Aim »
Your task is to copy the material exactly.
_ _ _
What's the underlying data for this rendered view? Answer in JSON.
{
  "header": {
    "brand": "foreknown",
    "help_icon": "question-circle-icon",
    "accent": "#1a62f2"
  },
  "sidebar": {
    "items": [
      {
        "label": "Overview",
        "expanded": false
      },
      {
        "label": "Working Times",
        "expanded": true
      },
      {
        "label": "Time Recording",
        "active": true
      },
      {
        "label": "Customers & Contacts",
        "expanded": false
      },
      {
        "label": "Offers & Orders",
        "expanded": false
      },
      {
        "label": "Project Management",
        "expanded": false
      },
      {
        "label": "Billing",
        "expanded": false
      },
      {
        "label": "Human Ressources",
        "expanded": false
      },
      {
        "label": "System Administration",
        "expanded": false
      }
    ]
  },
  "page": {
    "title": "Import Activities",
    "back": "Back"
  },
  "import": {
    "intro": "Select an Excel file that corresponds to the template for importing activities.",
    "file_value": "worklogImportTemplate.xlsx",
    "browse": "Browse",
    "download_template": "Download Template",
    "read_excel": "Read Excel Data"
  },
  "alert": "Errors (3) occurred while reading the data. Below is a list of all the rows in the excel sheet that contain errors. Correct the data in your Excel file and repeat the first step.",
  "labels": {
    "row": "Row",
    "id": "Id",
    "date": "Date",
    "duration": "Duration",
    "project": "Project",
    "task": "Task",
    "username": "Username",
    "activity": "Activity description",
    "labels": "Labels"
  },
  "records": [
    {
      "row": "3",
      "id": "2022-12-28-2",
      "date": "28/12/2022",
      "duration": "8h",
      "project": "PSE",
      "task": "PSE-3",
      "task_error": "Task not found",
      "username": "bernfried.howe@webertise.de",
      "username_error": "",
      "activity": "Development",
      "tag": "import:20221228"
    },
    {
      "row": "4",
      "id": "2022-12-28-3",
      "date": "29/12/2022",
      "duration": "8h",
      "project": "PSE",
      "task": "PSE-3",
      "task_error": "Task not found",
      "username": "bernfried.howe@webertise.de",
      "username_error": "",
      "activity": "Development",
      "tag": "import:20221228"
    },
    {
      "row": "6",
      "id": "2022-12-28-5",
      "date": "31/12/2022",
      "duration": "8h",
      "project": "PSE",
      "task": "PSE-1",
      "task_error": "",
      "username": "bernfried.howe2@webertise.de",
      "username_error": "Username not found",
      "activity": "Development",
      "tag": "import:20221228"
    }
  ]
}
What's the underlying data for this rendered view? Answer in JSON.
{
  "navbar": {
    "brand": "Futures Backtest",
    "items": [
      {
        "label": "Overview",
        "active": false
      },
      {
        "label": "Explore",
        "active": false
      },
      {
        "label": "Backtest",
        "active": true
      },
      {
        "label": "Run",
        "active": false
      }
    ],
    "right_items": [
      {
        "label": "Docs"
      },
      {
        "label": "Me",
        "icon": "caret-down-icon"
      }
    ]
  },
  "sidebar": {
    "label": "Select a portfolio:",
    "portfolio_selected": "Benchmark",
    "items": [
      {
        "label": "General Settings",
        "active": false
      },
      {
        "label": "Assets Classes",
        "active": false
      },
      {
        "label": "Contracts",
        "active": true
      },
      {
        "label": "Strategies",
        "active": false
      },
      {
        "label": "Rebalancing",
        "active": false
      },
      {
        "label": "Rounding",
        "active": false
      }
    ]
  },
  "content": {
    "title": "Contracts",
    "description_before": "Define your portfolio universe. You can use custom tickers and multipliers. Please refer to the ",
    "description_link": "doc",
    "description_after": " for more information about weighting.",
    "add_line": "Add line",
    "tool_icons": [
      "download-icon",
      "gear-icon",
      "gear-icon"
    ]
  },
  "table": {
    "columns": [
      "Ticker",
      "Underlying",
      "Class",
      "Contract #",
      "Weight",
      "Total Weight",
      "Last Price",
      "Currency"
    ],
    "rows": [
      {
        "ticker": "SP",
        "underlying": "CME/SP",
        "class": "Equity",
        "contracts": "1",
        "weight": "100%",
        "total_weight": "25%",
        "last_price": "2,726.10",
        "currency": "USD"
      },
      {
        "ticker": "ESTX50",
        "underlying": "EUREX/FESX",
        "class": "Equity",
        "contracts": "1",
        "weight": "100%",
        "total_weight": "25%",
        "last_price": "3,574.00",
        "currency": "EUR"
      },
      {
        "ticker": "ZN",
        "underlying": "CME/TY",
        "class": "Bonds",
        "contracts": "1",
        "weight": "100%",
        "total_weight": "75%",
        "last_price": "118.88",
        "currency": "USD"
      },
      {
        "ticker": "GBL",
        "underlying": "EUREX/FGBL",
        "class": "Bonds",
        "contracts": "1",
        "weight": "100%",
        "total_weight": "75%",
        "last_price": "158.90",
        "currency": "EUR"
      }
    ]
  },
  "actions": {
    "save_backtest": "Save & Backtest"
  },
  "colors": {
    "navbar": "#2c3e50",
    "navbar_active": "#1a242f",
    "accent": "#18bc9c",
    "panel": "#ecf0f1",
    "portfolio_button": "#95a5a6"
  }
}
_ _ _
Exercise result »
What's the underlying data for this rendered view? Answer in JSON.
{
  "header": {
    "brand": "foreknown",
    "help_icon": "question-circle-icon",
    "accent": "#1a62f2"
  },
  "sidebar": {
    "items": [
      {
        "label": "Overview",
        "expanded": false
      },
      {
        "label": "Working Times",
        "expanded": true
      },
      {
        "label": "Time Recording",
        "active": true
      },
      {
        "label": "Customers & Contacts",
        "expanded": false
      },
      {
        "label": "Offers & Orders",
        "expanded": false
      },
      {
        "label": "Project Management",
        "expanded": false
      },
      {
        "label": "Billing",
        "expanded": false
      },
      {
        "label": "Human Ressources",
        "expanded": false
      },
      {
        "label": "System Administration",
        "expanded": false
      }
    ]
  },
  "page": {
    "title": "Import Activities",
    "back": "Back"
  },
  "import": {
    "intro": "Select an Excel file that corresponds to the template for importing activities.",
    "file_value": "worklogImportTemplate.xlsx",
    "browse": "Browse",
    "download_template": "Download Template",
    "read_excel": "Read Excel Data"
  },
  "alert": "Errors (3) occurred while reading the data. Below is a list of all the rows in the excel sheet that contain errors. Correct the data in your Excel file and repeat the first step.",
  "labels": {
    "row": "Row",
    "id": "Id",
    "date": "Date",
    "duration": "Duration",
    "project": "Project",
    "task": "Task",
    "username": "Username",
    "activity": "Activity description",
    "labels": "Labels"
  },
  "records": [
    {
      "row": "3",
      "id": "2022-12-28-2",
      "date": "28/12/2022",
      "duration": "8h",
      "project": "PSE",
      "task": "PSE-3",
      "task_error": "Task not found",
      "username": "bernfried.howe@webertise.de",
      "username_error": "",
      "activity": "Development",
      "tag": "import:20221228"
    },
    {
      "row": "4",
      "id": "2022-12-28-3",
      "date": "29/12/2022",
      "duration": "8h",
      "project": "PSE",
      "task": "PSE-3",
      "task_error": "Task not found",
      "username": "bernfried.howe@webertise.de",
      "username_error": "",
      "activity": "Development",
      "tag": "import:20221228"
    },
    {
      "row": "6",
      "id": "2022-12-28-5",
      "date": "31/12/2022",
      "duration": "8h",
      "project": "PSE",
      "task": "PSE-1",
      "task_error": "",
      "username": "bernfried.howe2@webertise.de",
      "username_error": "Username not found",
      "activity": "Development",
      "tag": "import:20221228"
    }
  ]
}
What's the underlying data for this rendered view? Answer in JSON.
{
  "navbar": {
    "brand": "Futures Backtest",
    "items": [
      {
        "label": "Overview",
        "active": false
      },
      {
        "label": "Explore",
        "active": false
      },
      {
        "label": "Backtest",
        "active": true
      },
      {
        "label": "Run",
        "active": false
      }
    ],
    "right_items": [
      {
        "label": "Docs"
      },
      {
        "label": "Me",
        "icon": "caret-down-icon"
      }
    ]
  },
  "sidebar": {
    "label": "Select a portfolio:",
    "portfolio_selected": "Benchmark",
    "items": [
      {
        "label": "General Settings",
        "active": false
      },
      {
        "label": "Assets Classes",
        "active": false
      },
      {
        "label": "Contracts",
        "active": true
      },
      {
        "label": "Strategies",
        "active": false
      },
      {
        "label": "Rebalancing",
        "active": false
      },
      {
        "label": "Rounding",
        "active": false
      }
    ]
  },
  "content": {
    "title": "Contracts",
    "description_before": "Define your portfolio universe. You can use custom tickers and multipliers. Please refer to the ",
    "description_link": "doc",
    "description_after": " for more information about weighting.",
    "add_line": "Add line",
    "tool_icons": [
      "download-icon",
      "gear-icon",
      "gear-icon"
    ]
  },
  "table": {
    "columns": [
      "Ticker",
      "Underlying",
      "Class",
      "Contract #",
      "Weight",
      "Total Weight",
      "Last Price",
      "Currency"
    ],
    "rows": [
      {
        "ticker": "SP",
        "underlying": "CME/SP",
        "class": "Equity",
        "contracts": "1",
        "weight": "100%",
        "total_weight": "25%",
        "last_price": "2,726.10",
        "currency": "USD"
      },
      {
        "ticker": "ESTX50",
        "underlying": "EUREX/FESX",
        "class": "Equity",
        "contracts": "1",
        "weight": "100%",
        "total_weight": "25%",
        "last_price": "3,574.00",
        "currency": "EUR"
      },
      {
        "ticker": "ZN",
        "underlying": "CME/TY",
        "class": "Bonds",
        "contracts": "1",
        "weight": "100%",
        "total_weight": "75%",
        "last_price": "118.88",
        "currency": "USD"
      },
      {
        "ticker": "GBL",
        "underlying": "EUREX/FGBL",
        "class": "Bonds",
        "contracts": "1",
        "weight": "100%",
        "total_weight": "75%",
        "last_price": "158.90",
        "currency": "EUR"
      }
    ]
  },
  "actions": {
    "save_backtest": "Save & Backtest"
  },
  "colors": {
    "navbar": "#2c3e50",
    "navbar_active": "#1a242f",
    "accent": "#18bc9c",
    "panel": "#ecf0f1",
    "portfolio_button": "#95a5a6"
  }
}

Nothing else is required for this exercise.